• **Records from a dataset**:
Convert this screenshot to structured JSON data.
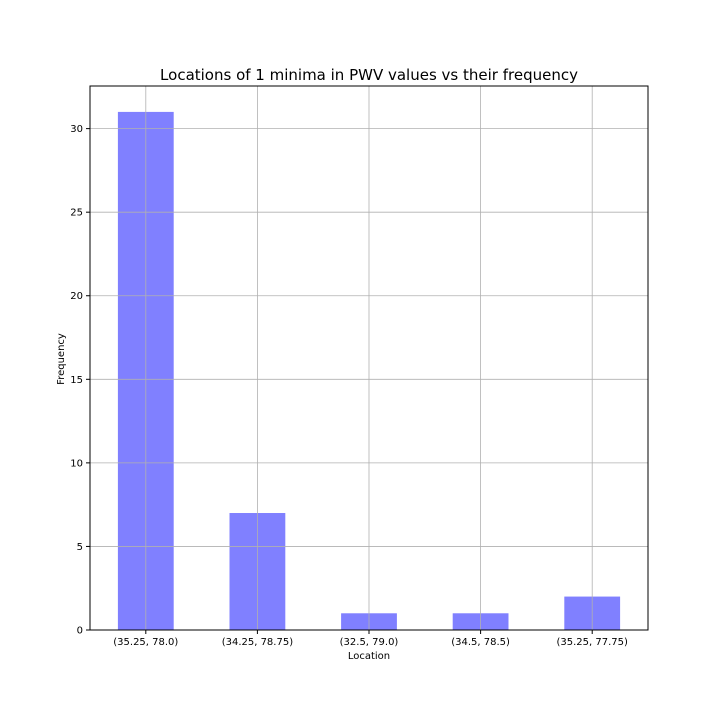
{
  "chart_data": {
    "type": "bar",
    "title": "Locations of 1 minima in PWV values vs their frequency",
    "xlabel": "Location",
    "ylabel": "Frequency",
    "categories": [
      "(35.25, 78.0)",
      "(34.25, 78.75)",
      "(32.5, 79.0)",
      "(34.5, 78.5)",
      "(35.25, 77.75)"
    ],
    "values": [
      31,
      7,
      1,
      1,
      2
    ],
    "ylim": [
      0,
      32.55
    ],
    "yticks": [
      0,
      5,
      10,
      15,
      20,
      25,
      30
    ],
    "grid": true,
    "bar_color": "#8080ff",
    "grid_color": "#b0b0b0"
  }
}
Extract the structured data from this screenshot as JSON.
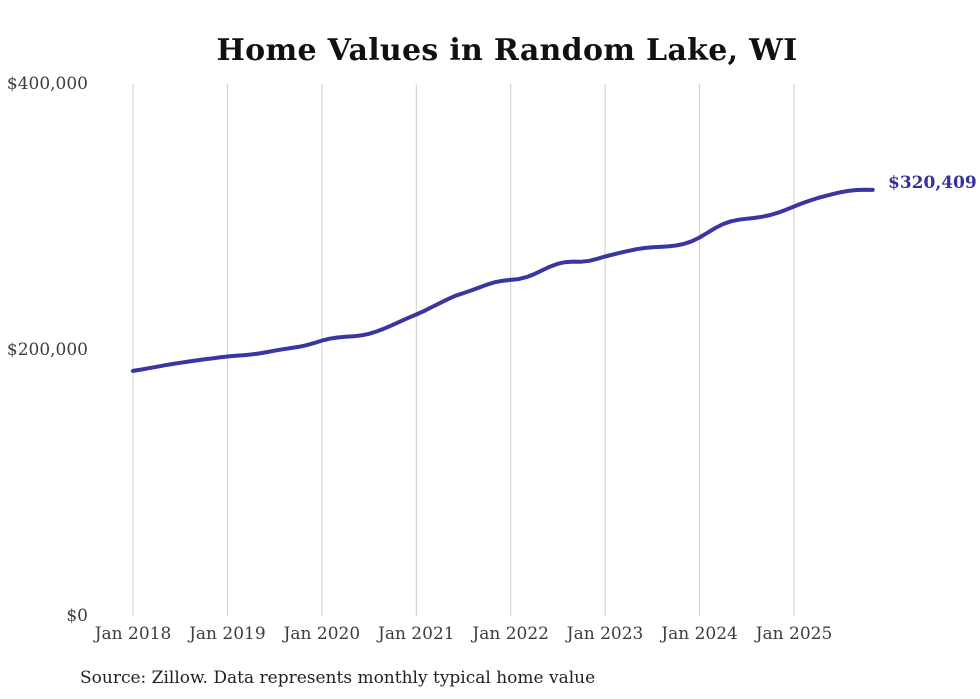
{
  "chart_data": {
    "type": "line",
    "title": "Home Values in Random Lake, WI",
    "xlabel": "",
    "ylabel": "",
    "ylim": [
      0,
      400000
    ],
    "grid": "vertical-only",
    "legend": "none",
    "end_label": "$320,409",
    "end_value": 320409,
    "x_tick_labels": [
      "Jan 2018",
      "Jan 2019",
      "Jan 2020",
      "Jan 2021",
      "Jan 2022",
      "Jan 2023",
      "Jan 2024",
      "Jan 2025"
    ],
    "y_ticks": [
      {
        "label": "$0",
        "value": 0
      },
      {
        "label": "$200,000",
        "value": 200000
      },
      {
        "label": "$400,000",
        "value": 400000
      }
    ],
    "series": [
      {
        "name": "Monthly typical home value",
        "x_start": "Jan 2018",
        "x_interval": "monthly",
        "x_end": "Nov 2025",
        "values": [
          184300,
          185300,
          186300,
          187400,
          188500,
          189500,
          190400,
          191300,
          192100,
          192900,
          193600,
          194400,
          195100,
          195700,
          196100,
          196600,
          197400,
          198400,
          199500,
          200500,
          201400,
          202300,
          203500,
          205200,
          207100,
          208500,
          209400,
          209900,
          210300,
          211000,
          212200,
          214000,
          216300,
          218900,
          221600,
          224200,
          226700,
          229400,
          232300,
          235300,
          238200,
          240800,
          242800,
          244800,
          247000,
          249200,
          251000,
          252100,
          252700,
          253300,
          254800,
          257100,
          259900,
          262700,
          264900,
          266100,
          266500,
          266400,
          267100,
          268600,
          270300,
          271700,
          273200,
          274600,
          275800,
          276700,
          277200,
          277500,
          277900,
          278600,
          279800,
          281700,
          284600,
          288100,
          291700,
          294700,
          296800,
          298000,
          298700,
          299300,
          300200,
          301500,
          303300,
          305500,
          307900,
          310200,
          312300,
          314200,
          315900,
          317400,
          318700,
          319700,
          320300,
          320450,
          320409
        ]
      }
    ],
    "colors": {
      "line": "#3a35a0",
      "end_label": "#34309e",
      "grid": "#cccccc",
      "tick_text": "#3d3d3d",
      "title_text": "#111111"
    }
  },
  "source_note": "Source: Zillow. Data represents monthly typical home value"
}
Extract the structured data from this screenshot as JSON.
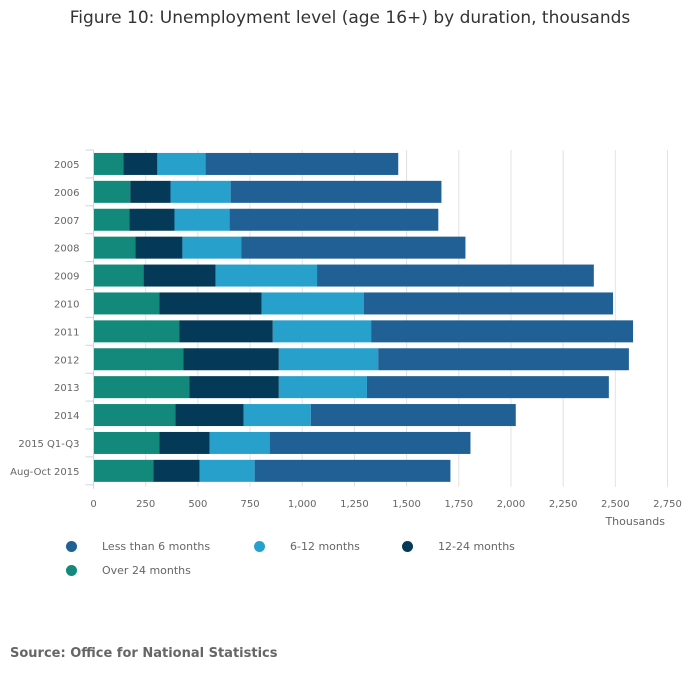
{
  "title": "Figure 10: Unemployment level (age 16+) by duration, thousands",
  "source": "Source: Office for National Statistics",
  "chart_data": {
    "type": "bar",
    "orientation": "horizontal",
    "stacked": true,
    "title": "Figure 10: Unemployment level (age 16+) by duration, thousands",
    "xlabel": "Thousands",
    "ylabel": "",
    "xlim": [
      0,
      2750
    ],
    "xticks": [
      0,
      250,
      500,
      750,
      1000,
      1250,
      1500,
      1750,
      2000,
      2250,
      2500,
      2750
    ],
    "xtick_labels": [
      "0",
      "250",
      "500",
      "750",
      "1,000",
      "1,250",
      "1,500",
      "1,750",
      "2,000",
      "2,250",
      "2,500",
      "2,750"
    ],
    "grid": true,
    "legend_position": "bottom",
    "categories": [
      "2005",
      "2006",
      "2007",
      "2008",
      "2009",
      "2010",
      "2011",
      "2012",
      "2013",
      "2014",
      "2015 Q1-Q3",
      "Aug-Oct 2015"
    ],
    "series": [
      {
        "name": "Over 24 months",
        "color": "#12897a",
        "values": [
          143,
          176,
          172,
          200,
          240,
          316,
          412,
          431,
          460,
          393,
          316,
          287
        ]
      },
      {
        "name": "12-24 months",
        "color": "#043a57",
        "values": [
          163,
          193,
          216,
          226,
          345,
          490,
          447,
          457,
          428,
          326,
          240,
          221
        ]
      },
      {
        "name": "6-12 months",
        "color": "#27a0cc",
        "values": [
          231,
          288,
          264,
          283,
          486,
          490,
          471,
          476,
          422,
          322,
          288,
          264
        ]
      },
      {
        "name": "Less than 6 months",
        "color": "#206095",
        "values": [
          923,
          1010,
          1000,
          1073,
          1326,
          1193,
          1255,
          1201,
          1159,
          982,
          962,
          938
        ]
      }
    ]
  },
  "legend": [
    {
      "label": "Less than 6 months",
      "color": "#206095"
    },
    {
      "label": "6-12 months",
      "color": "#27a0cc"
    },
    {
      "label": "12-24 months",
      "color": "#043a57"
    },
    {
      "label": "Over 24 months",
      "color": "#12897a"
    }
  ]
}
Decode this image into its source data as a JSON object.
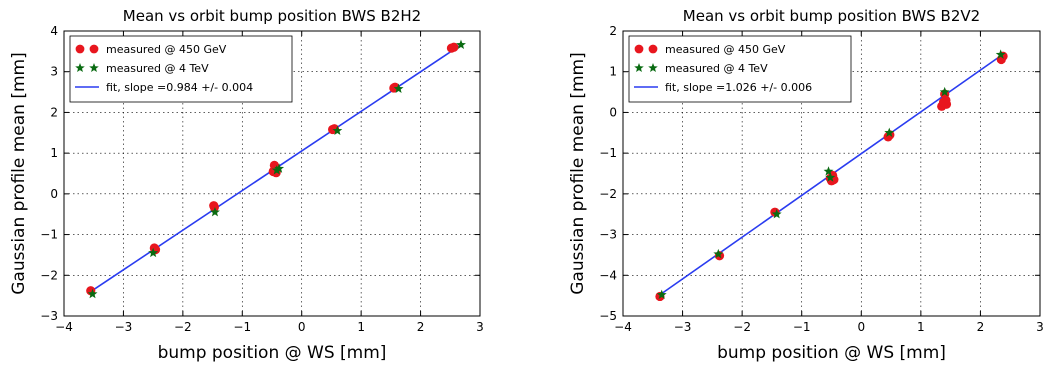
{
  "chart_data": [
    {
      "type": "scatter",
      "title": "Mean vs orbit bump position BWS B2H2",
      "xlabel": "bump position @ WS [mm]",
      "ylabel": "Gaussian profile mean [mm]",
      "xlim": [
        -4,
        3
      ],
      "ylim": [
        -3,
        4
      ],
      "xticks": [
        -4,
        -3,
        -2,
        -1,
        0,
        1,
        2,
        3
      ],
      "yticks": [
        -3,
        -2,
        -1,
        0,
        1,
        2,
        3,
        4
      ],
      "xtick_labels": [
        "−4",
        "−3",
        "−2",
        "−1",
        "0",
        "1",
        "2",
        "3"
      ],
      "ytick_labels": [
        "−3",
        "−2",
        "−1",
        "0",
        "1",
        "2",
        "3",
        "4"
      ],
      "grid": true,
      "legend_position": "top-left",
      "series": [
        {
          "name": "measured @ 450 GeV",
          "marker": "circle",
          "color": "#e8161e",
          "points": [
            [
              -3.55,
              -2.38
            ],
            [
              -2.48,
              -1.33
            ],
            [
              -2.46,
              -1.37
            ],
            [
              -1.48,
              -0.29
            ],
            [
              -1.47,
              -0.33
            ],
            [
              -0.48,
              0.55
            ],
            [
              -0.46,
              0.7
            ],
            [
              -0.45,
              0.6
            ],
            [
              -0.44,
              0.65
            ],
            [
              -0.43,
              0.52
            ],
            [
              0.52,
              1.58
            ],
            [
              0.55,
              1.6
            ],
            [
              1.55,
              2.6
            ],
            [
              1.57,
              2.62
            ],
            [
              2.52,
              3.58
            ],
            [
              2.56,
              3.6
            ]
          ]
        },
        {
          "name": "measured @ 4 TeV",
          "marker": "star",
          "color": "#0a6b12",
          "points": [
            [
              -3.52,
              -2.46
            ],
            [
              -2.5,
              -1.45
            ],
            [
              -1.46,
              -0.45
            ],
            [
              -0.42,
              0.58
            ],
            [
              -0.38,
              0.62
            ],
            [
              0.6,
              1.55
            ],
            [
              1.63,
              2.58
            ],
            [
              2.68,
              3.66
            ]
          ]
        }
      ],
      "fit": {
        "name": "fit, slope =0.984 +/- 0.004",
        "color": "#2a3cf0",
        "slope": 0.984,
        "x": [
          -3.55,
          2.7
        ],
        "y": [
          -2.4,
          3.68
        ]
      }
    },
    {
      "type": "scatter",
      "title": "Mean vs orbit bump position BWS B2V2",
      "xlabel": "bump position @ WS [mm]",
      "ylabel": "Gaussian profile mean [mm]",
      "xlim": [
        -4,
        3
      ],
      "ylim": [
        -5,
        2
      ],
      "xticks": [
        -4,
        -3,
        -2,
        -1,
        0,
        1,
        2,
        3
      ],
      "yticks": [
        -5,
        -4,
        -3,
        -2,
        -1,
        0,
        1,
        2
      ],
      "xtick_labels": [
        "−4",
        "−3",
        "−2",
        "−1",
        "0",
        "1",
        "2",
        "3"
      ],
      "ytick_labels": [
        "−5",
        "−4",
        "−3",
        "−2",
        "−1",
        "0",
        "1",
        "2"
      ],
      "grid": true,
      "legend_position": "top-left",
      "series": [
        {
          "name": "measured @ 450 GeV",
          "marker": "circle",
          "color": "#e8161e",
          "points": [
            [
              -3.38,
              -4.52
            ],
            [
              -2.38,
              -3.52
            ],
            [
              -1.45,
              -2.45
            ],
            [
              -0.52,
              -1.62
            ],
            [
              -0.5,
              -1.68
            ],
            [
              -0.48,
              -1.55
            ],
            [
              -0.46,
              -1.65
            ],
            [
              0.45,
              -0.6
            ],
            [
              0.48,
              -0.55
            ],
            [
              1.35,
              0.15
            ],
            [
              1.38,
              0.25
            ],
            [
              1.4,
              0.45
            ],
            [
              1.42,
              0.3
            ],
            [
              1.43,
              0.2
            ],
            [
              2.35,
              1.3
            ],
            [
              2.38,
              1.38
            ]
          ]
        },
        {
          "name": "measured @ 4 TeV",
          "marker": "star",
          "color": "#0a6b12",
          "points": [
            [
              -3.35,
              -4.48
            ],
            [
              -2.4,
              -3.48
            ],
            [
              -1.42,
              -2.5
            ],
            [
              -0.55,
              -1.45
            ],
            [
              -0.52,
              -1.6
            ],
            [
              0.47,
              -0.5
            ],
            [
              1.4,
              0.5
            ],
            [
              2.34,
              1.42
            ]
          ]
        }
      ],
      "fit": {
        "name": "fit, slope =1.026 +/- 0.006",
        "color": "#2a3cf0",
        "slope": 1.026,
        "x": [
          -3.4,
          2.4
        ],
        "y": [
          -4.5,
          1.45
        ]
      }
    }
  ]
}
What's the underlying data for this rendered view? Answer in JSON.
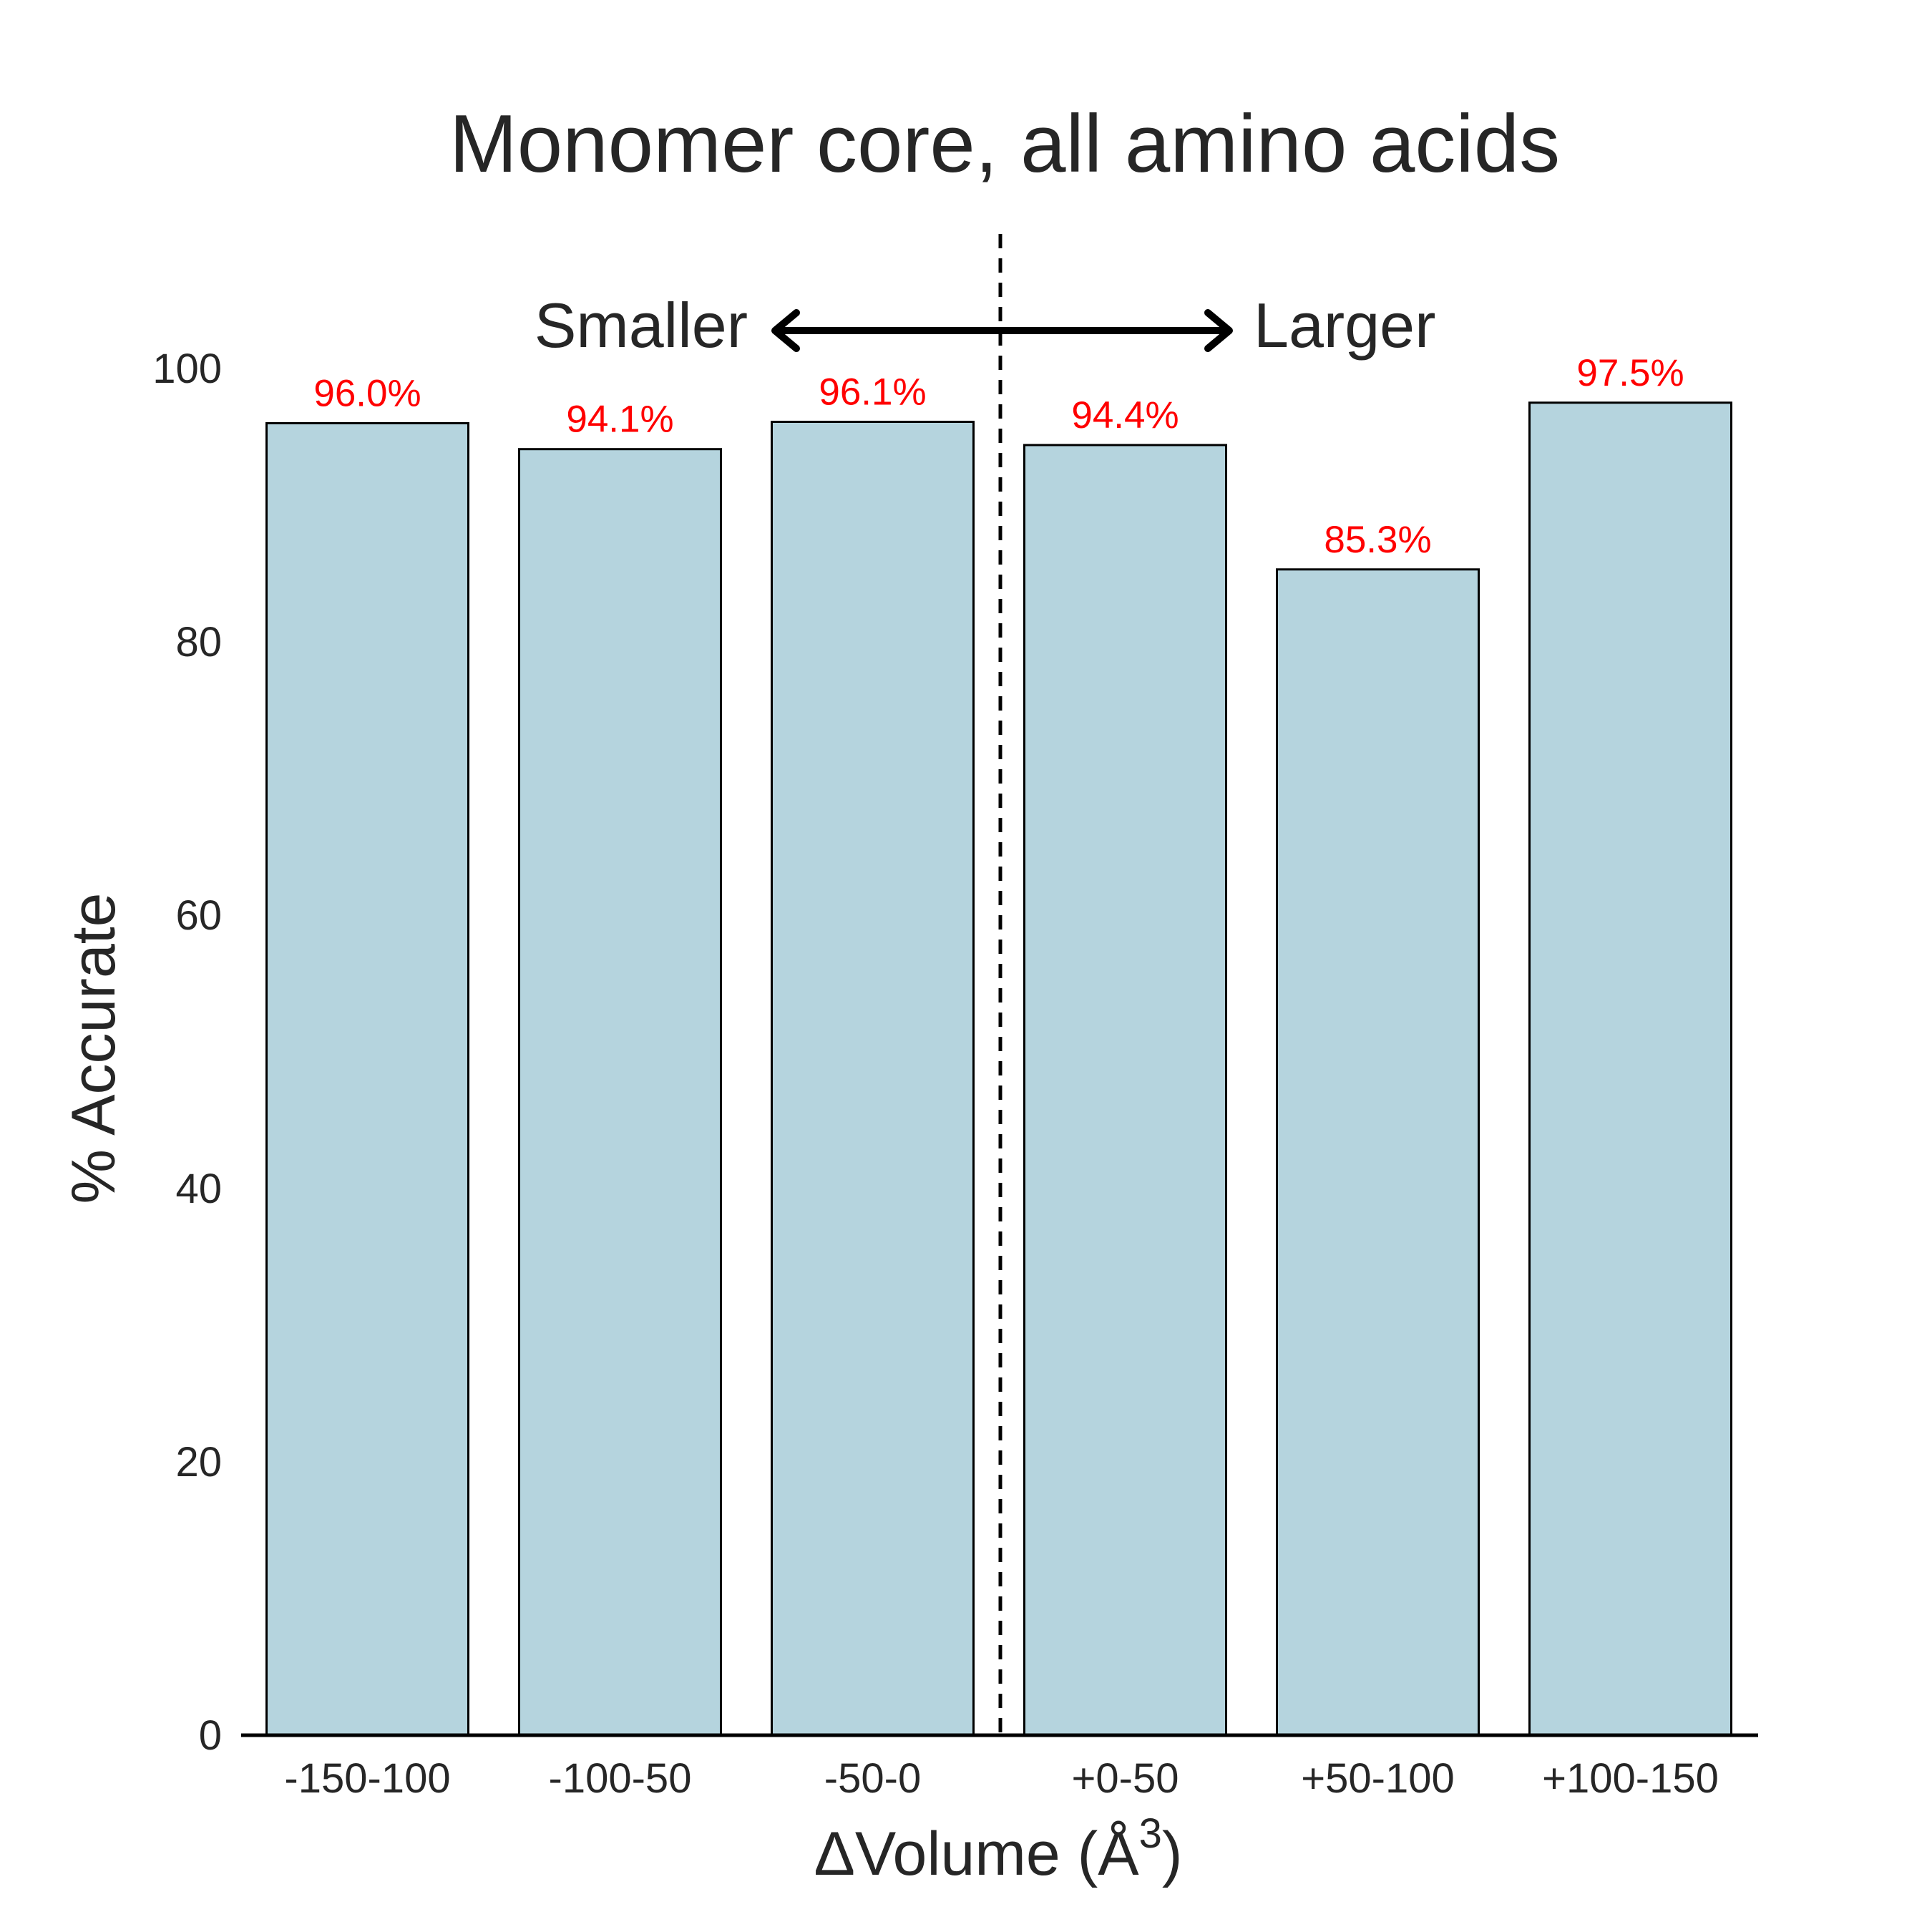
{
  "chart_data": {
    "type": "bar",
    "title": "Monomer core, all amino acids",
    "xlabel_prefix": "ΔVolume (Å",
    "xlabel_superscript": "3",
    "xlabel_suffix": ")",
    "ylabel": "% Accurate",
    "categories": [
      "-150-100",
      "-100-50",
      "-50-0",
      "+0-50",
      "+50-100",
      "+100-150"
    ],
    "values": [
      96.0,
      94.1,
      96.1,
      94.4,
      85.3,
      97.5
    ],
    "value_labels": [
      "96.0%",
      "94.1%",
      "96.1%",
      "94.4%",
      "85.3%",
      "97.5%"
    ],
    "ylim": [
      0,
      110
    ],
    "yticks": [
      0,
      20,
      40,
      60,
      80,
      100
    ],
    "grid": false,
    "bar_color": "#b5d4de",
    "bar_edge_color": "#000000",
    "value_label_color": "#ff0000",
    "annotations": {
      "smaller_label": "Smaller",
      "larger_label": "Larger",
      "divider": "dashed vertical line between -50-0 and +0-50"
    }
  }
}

• **Task brief**:
Of the lines above, how many contain the word "slope"? Provide the number and nothing else.

• **Response**:
4